• REQUIRED TASK: Report the number of lines that include "Scale", with no additional text.
RECORDS SUPPLIED start
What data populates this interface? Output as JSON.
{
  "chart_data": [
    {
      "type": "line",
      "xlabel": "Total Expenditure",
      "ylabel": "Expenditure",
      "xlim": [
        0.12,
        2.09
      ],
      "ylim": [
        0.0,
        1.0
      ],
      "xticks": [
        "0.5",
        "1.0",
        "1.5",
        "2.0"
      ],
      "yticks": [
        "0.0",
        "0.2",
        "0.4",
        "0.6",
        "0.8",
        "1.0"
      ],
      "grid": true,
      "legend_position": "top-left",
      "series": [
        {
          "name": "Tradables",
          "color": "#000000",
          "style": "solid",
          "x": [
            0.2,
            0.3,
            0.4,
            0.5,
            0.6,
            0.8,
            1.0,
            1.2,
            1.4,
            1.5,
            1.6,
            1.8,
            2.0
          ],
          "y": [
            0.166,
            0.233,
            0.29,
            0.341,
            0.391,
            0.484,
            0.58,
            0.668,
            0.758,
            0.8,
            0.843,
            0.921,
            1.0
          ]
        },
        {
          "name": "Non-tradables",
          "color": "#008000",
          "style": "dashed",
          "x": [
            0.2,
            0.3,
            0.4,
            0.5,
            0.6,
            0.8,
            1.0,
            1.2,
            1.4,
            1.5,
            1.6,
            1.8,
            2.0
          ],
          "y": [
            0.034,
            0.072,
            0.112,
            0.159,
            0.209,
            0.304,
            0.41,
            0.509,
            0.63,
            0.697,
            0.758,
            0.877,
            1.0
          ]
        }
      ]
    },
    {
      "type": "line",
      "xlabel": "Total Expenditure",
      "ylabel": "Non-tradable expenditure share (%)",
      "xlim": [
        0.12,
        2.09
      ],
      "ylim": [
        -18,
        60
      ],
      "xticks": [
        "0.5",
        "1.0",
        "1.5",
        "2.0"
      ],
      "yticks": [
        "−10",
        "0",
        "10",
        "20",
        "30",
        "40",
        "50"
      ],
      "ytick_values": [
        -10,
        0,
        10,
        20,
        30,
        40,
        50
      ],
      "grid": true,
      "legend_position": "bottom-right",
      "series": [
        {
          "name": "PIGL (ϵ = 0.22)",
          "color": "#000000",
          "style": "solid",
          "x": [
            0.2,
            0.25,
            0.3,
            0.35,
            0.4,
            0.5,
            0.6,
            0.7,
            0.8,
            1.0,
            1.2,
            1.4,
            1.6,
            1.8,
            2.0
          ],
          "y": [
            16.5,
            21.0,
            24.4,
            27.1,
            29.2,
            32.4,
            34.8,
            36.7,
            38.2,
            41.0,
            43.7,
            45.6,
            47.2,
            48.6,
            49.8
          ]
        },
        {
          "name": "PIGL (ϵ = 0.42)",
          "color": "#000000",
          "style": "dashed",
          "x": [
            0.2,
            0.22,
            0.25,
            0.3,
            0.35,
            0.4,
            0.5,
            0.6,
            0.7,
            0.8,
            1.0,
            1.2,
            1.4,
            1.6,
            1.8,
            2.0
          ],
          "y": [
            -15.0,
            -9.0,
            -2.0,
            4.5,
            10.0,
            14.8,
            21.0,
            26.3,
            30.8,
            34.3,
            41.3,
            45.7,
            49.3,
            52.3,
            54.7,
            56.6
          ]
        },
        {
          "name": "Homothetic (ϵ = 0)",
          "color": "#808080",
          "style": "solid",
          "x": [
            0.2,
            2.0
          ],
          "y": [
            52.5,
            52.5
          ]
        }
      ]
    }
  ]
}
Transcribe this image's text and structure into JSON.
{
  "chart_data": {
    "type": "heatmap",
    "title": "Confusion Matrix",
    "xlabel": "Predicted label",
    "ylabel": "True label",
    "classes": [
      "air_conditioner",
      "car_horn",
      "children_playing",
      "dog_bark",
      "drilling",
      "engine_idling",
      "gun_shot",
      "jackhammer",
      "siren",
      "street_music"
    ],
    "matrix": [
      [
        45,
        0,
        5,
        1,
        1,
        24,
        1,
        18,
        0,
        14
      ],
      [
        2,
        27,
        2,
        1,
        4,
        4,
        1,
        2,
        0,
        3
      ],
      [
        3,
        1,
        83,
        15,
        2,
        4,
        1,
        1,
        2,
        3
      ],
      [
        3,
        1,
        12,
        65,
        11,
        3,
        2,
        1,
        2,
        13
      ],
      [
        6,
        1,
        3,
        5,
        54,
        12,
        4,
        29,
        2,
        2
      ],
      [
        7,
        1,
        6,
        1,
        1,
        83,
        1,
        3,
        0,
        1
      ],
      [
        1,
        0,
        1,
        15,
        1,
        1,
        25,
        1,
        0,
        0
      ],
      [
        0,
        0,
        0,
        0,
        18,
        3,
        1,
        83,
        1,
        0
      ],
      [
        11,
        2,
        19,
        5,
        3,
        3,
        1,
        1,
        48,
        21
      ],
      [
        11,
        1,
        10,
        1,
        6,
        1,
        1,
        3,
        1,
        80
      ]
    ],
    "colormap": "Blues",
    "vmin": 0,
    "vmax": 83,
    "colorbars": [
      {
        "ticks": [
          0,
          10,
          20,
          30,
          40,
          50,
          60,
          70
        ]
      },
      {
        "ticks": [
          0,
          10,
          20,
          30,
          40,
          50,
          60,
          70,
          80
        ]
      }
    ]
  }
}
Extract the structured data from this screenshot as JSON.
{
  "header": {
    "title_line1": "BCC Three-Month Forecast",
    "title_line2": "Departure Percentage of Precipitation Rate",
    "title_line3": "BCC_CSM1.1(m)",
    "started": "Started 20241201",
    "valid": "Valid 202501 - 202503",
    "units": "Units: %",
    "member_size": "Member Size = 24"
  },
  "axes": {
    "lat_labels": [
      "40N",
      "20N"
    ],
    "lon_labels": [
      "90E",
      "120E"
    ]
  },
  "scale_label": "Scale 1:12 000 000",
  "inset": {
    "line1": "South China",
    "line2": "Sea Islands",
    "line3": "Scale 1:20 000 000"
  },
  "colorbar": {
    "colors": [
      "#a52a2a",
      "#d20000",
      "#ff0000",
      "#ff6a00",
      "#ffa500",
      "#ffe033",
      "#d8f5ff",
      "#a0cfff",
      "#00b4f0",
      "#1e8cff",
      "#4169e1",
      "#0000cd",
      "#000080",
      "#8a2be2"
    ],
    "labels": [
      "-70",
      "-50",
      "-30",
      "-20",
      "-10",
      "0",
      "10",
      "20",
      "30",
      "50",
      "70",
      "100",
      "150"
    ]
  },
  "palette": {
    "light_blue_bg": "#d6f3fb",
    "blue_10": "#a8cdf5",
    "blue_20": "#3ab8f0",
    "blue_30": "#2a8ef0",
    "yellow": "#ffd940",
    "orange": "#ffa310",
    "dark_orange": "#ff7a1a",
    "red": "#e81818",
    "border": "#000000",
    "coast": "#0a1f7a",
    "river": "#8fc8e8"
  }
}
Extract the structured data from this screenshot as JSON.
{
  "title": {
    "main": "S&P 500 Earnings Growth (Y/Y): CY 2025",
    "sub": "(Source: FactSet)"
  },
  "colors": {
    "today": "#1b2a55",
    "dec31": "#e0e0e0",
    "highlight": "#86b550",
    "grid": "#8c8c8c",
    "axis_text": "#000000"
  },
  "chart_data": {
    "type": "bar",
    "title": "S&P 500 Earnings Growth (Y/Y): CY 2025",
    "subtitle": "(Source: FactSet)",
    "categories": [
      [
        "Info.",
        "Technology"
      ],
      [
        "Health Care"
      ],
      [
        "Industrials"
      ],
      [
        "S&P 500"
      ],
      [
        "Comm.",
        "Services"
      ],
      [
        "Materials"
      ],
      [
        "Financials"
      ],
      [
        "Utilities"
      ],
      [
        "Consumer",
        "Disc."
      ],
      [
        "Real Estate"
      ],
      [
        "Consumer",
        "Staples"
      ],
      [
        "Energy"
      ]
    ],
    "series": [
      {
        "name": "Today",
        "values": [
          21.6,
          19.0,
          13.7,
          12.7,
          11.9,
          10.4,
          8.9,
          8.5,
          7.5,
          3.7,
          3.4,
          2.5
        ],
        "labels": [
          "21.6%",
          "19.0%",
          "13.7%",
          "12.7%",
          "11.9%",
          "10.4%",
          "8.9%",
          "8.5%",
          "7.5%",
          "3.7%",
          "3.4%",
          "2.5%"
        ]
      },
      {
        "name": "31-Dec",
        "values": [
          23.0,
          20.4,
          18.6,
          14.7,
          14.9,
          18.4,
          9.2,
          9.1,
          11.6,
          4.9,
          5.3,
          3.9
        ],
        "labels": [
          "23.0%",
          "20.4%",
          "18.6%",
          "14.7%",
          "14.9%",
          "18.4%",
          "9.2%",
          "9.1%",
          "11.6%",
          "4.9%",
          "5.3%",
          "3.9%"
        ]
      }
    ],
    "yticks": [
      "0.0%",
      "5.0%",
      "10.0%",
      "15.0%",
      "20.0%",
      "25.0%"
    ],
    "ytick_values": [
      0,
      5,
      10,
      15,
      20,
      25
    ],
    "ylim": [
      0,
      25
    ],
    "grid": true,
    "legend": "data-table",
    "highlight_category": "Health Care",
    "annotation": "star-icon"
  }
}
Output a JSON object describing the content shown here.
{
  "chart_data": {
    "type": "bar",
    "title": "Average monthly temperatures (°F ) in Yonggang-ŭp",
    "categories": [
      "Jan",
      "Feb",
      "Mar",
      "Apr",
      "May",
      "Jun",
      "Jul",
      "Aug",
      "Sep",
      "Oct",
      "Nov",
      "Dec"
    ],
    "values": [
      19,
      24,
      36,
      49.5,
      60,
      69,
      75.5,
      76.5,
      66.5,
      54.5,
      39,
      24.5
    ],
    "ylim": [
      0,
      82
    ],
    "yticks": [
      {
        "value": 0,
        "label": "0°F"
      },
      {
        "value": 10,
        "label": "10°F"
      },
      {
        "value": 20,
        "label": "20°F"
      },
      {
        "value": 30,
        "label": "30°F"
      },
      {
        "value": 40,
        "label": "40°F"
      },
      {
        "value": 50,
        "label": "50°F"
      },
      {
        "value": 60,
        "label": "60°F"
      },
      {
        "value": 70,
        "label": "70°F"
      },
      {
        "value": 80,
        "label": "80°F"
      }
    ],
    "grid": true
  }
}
RECORDS SUPPLIED end
• SOLUTION TO THE PROBLEM: 2